Stated task => Transcribe all the records exactly and omit any images they hold.

Supplied entries =>
____
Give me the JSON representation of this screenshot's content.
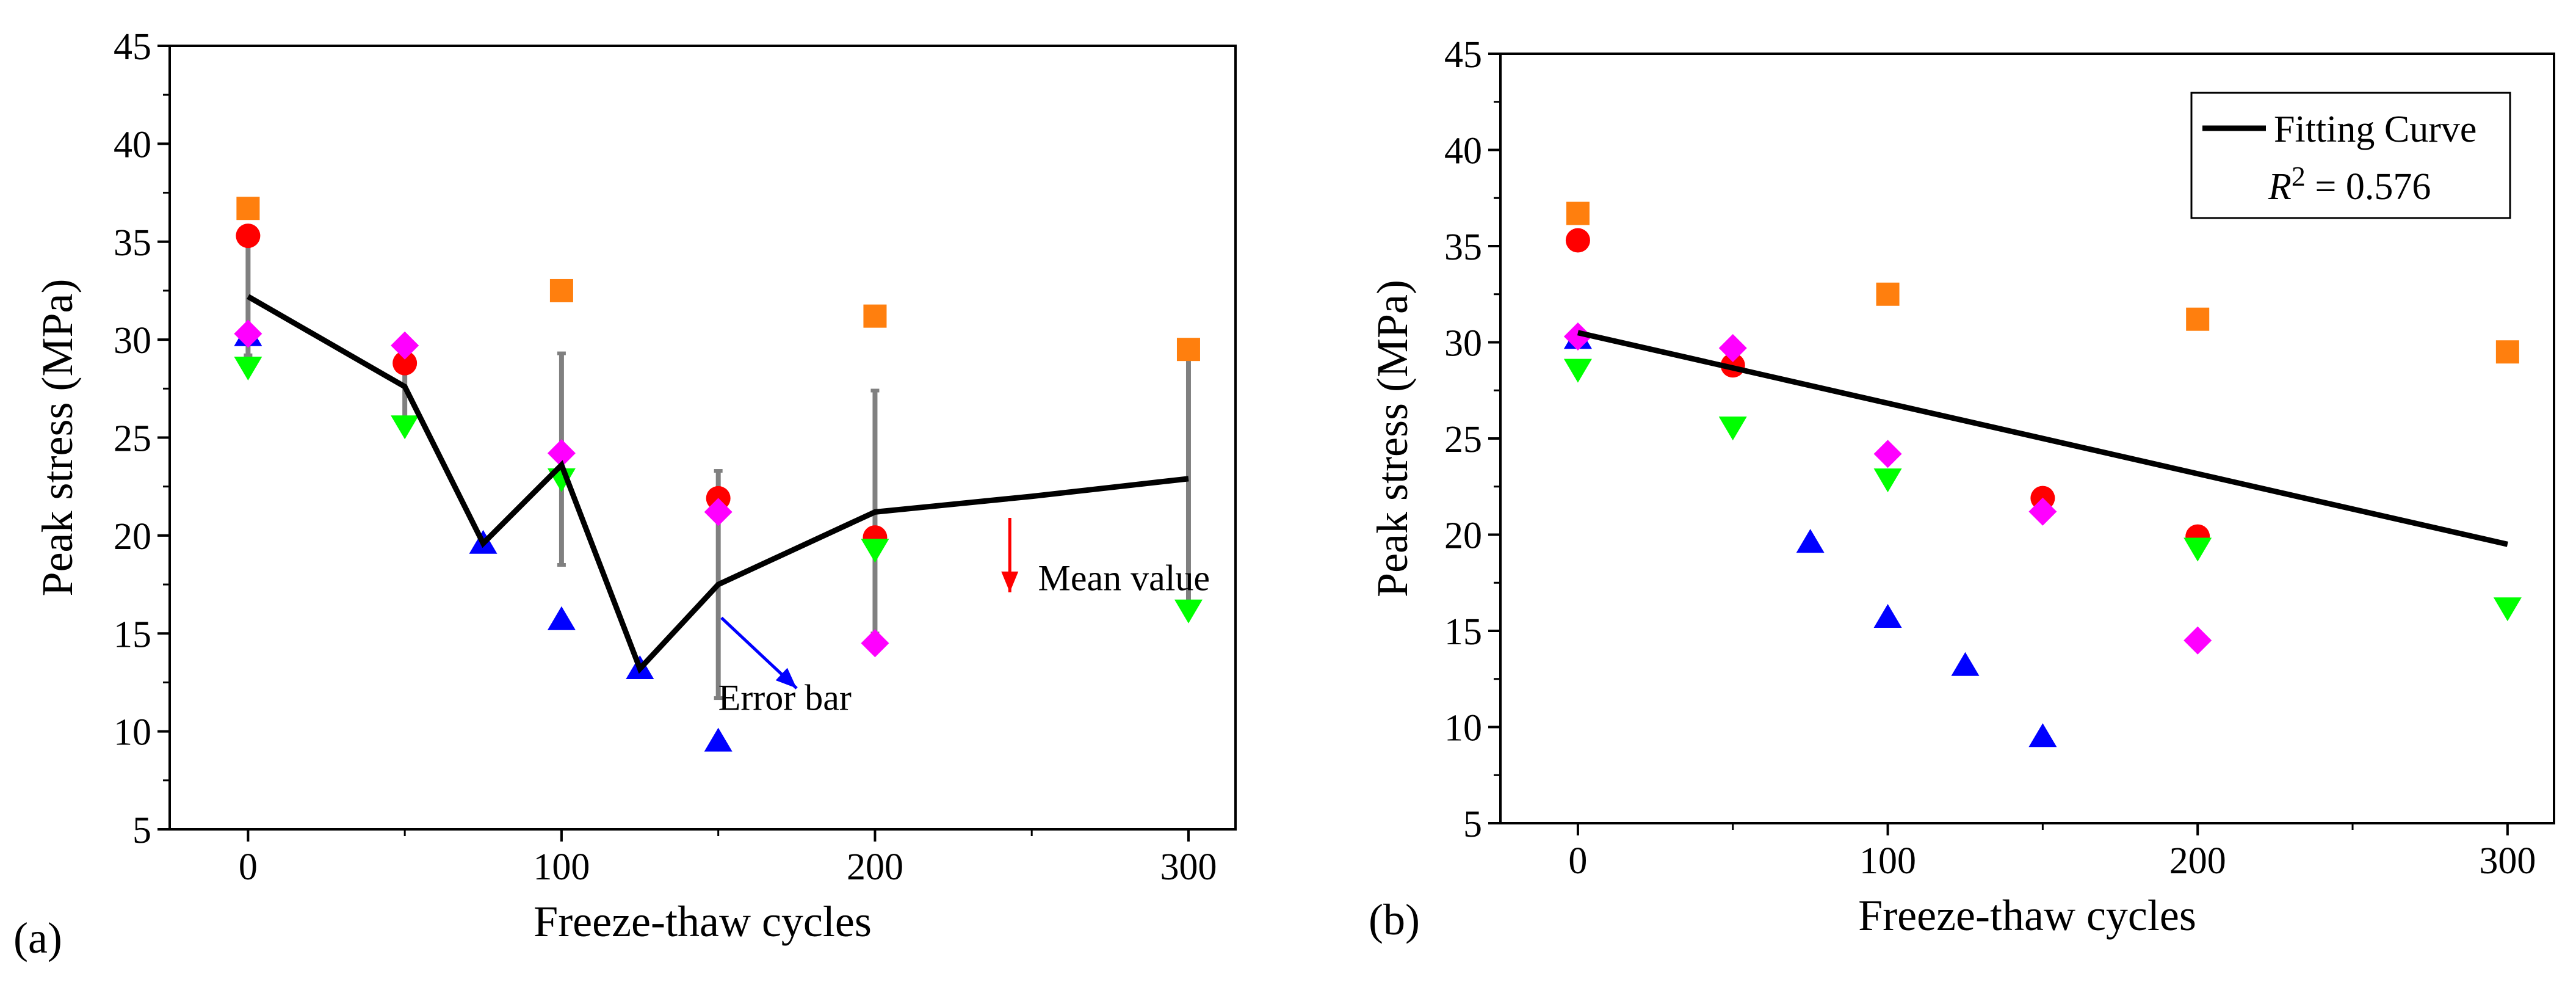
{
  "chart_data": [
    {
      "type": "scatter",
      "panel_label": "(a)",
      "xlabel": "Freeze-thaw cycles",
      "ylabel": "Peak stress (MPa)",
      "xlim": [
        -25,
        315
      ],
      "ylim": [
        5,
        45
      ],
      "xticks": [
        0,
        100,
        200,
        300
      ],
      "yticks": [
        5,
        10,
        15,
        20,
        25,
        30,
        35,
        40,
        45
      ],
      "grid": false,
      "colors": {
        "square": "#ff7f0e",
        "circle": "#ff0000",
        "triangle_up": "#0000ff",
        "triangle_down": "#00ff00",
        "diamond": "#ff00ff",
        "mean_line": "#000000",
        "error_bar": "#808080",
        "mean_annotation": "#ff0000",
        "error_annotation": "#0000ff"
      },
      "series": [
        {
          "name": "square",
          "marker": "square",
          "color": "#ff7f0e",
          "x": [
            0,
            100,
            200,
            300
          ],
          "y": [
            36.7,
            32.5,
            31.2,
            29.5
          ]
        },
        {
          "name": "circle",
          "marker": "circle",
          "color": "#ff0000",
          "x": [
            0,
            50,
            150,
            200
          ],
          "y": [
            35.3,
            28.8,
            21.9,
            19.9
          ]
        },
        {
          "name": "triangle-up",
          "marker": "triangle-up",
          "color": "#0000ff",
          "x": [
            0,
            75,
            100,
            125,
            150
          ],
          "y": [
            30.2,
            19.6,
            15.7,
            13.2,
            9.5
          ]
        },
        {
          "name": "triangle-down",
          "marker": "triangle-down",
          "color": "#00ff00",
          "x": [
            0,
            50,
            100,
            200,
            300
          ],
          "y": [
            28.6,
            25.6,
            22.9,
            19.3,
            16.2
          ]
        },
        {
          "name": "diamond",
          "marker": "diamond",
          "color": "#ff00ff",
          "x": [
            0,
            50,
            100,
            150,
            200
          ],
          "y": [
            30.3,
            29.7,
            24.2,
            21.2,
            14.5
          ]
        }
      ],
      "mean_line": {
        "x": [
          0,
          50,
          75,
          100,
          125,
          150,
          200,
          250,
          300
        ],
        "y": [
          32.2,
          27.6,
          19.6,
          23.6,
          13.2,
          17.5,
          21.2,
          22.0,
          22.9
        ]
      },
      "error_bars": [
        {
          "x": 0,
          "low": 29.2,
          "high": 35.2
        },
        {
          "x": 50,
          "low": 26.0,
          "high": 29.3
        },
        {
          "x": 100,
          "low": 18.5,
          "high": 29.3
        },
        {
          "x": 150,
          "low": 11.7,
          "high": 23.3
        },
        {
          "x": 200,
          "low": 15.0,
          "high": 27.4
        },
        {
          "x": 300,
          "low": 16.2,
          "high": 29.6
        }
      ],
      "annotations": [
        {
          "text": "Mean value",
          "color": "#ff0000",
          "text_x": 252,
          "text_y": 17.2,
          "arrow_from": [
            243,
            20.9
          ],
          "arrow_to": [
            243,
            17.1
          ]
        },
        {
          "text": "Error bar",
          "color": "#0000ff",
          "text_x": 150,
          "text_y": 11.1,
          "arrow_from": [
            151,
            15.8
          ],
          "arrow_to": [
            175,
            12.2
          ]
        }
      ]
    },
    {
      "type": "scatter",
      "panel_label": "(b)",
      "xlabel": "Freeze-thaw cycles",
      "ylabel": "Peak stress (MPa)",
      "xlim": [
        -25,
        315
      ],
      "ylim": [
        5,
        45
      ],
      "xticks": [
        0,
        100,
        200,
        300
      ],
      "yticks": [
        5,
        10,
        15,
        20,
        25,
        30,
        35,
        40,
        45
      ],
      "grid": false,
      "legend": {
        "line_label": "Fitting Curve",
        "r2_label": "R",
        "r2_power": "2",
        "r2_value": " = 0.576",
        "position": "top-right"
      },
      "series": [
        {
          "name": "square",
          "marker": "square",
          "color": "#ff7f0e",
          "x": [
            0,
            100,
            200,
            300
          ],
          "y": [
            36.7,
            32.5,
            31.2,
            29.5
          ]
        },
        {
          "name": "circle",
          "marker": "circle",
          "color": "#ff0000",
          "x": [
            0,
            50,
            150,
            200
          ],
          "y": [
            35.3,
            28.8,
            21.9,
            19.9
          ]
        },
        {
          "name": "triangle-up",
          "marker": "triangle-up",
          "color": "#0000ff",
          "x": [
            0,
            75,
            100,
            125,
            150
          ],
          "y": [
            30.2,
            19.6,
            15.7,
            13.2,
            9.5
          ]
        },
        {
          "name": "triangle-down",
          "marker": "triangle-down",
          "color": "#00ff00",
          "x": [
            0,
            50,
            100,
            200,
            300
          ],
          "y": [
            28.6,
            25.6,
            22.9,
            19.3,
            16.2
          ]
        },
        {
          "name": "diamond",
          "marker": "diamond",
          "color": "#ff00ff",
          "x": [
            0,
            50,
            100,
            150,
            200
          ],
          "y": [
            30.3,
            29.7,
            24.2,
            21.2,
            14.5
          ]
        }
      ],
      "fit_line": {
        "x": [
          0,
          300
        ],
        "y": [
          30.5,
          19.5
        ]
      }
    }
  ]
}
____
Response to this task =>
Give me the JSON representation of this screenshot's content.
{
  "chart_data": [
    {
      "type": "scatter",
      "panel_label": "(a)",
      "xlabel": "Freeze-thaw cycles",
      "ylabel": "Peak stress (MPa)",
      "xlim": [
        -25,
        315
      ],
      "ylim": [
        5,
        45
      ],
      "xticks": [
        0,
        100,
        200,
        300
      ],
      "yticks": [
        5,
        10,
        15,
        20,
        25,
        30,
        35,
        40,
        45
      ],
      "grid": false,
      "colors": {
        "square": "#ff7f0e",
        "circle": "#ff0000",
        "triangle_up": "#0000ff",
        "triangle_down": "#00ff00",
        "diamond": "#ff00ff",
        "mean_line": "#000000",
        "error_bar": "#808080",
        "mean_annotation": "#ff0000",
        "error_annotation": "#0000ff"
      },
      "series": [
        {
          "name": "square",
          "marker": "square",
          "color": "#ff7f0e",
          "x": [
            0,
            100,
            200,
            300
          ],
          "y": [
            36.7,
            32.5,
            31.2,
            29.5
          ]
        },
        {
          "name": "circle",
          "marker": "circle",
          "color": "#ff0000",
          "x": [
            0,
            50,
            150,
            200
          ],
          "y": [
            35.3,
            28.8,
            21.9,
            19.9
          ]
        },
        {
          "name": "triangle-up",
          "marker": "triangle-up",
          "color": "#0000ff",
          "x": [
            0,
            75,
            100,
            125,
            150
          ],
          "y": [
            30.2,
            19.6,
            15.7,
            13.2,
            9.5
          ]
        },
        {
          "name": "triangle-down",
          "marker": "triangle-down",
          "color": "#00ff00",
          "x": [
            0,
            50,
            100,
            200,
            300
          ],
          "y": [
            28.6,
            25.6,
            22.9,
            19.3,
            16.2
          ]
        },
        {
          "name": "diamond",
          "marker": "diamond",
          "color": "#ff00ff",
          "x": [
            0,
            50,
            100,
            150,
            200
          ],
          "y": [
            30.3,
            29.7,
            24.2,
            21.2,
            14.5
          ]
        }
      ],
      "mean_line": {
        "x": [
          0,
          50,
          75,
          100,
          125,
          150,
          200,
          250,
          300
        ],
        "y": [
          32.2,
          27.6,
          19.6,
          23.6,
          13.2,
          17.5,
          21.2,
          22.0,
          22.9
        ]
      },
      "error_bars": [
        {
          "x": 0,
          "low": 29.2,
          "high": 35.2
        },
        {
          "x": 50,
          "low": 26.0,
          "high": 29.3
        },
        {
          "x": 100,
          "low": 18.5,
          "high": 29.3
        },
        {
          "x": 150,
          "low": 11.7,
          "high": 23.3
        },
        {
          "x": 200,
          "low": 15.0,
          "high": 27.4
        },
        {
          "x": 300,
          "low": 16.2,
          "high": 29.6
        }
      ],
      "annotations": [
        {
          "text": "Mean value",
          "color": "#ff0000",
          "text_x": 252,
          "text_y": 17.2,
          "arrow_from": [
            243,
            20.9
          ],
          "arrow_to": [
            243,
            17.1
          ]
        },
        {
          "text": "Error bar",
          "color": "#0000ff",
          "text_x": 150,
          "text_y": 11.1,
          "arrow_from": [
            151,
            15.8
          ],
          "arrow_to": [
            175,
            12.2
          ]
        }
      ]
    },
    {
      "type": "scatter",
      "panel_label": "(b)",
      "xlabel": "Freeze-thaw cycles",
      "ylabel": "Peak stress (MPa)",
      "xlim": [
        -25,
        315
      ],
      "ylim": [
        5,
        45
      ],
      "xticks": [
        0,
        100,
        200,
        300
      ],
      "yticks": [
        5,
        10,
        15,
        20,
        25,
        30,
        35,
        40,
        45
      ],
      "grid": false,
      "legend": {
        "line_label": "Fitting Curve",
        "r2_label": "R",
        "r2_power": "2",
        "r2_value": " = 0.576",
        "position": "top-right"
      },
      "series": [
        {
          "name": "square",
          "marker": "square",
          "color": "#ff7f0e",
          "x": [
            0,
            100,
            200,
            300
          ],
          "y": [
            36.7,
            32.5,
            31.2,
            29.5
          ]
        },
        {
          "name": "circle",
          "marker": "circle",
          "color": "#ff0000",
          "x": [
            0,
            50,
            150,
            200
          ],
          "y": [
            35.3,
            28.8,
            21.9,
            19.9
          ]
        },
        {
          "name": "triangle-up",
          "marker": "triangle-up",
          "color": "#0000ff",
          "x": [
            0,
            75,
            100,
            125,
            150
          ],
          "y": [
            30.2,
            19.6,
            15.7,
            13.2,
            9.5
          ]
        },
        {
          "name": "triangle-down",
          "marker": "triangle-down",
          "color": "#00ff00",
          "x": [
            0,
            50,
            100,
            200,
            300
          ],
          "y": [
            28.6,
            25.6,
            22.9,
            19.3,
            16.2
          ]
        },
        {
          "name": "diamond",
          "marker": "diamond",
          "color": "#ff00ff",
          "x": [
            0,
            50,
            100,
            150,
            200
          ],
          "y": [
            30.3,
            29.7,
            24.2,
            21.2,
            14.5
          ]
        }
      ],
      "fit_line": {
        "x": [
          0,
          300
        ],
        "y": [
          30.5,
          19.5
        ]
      }
    }
  ]
}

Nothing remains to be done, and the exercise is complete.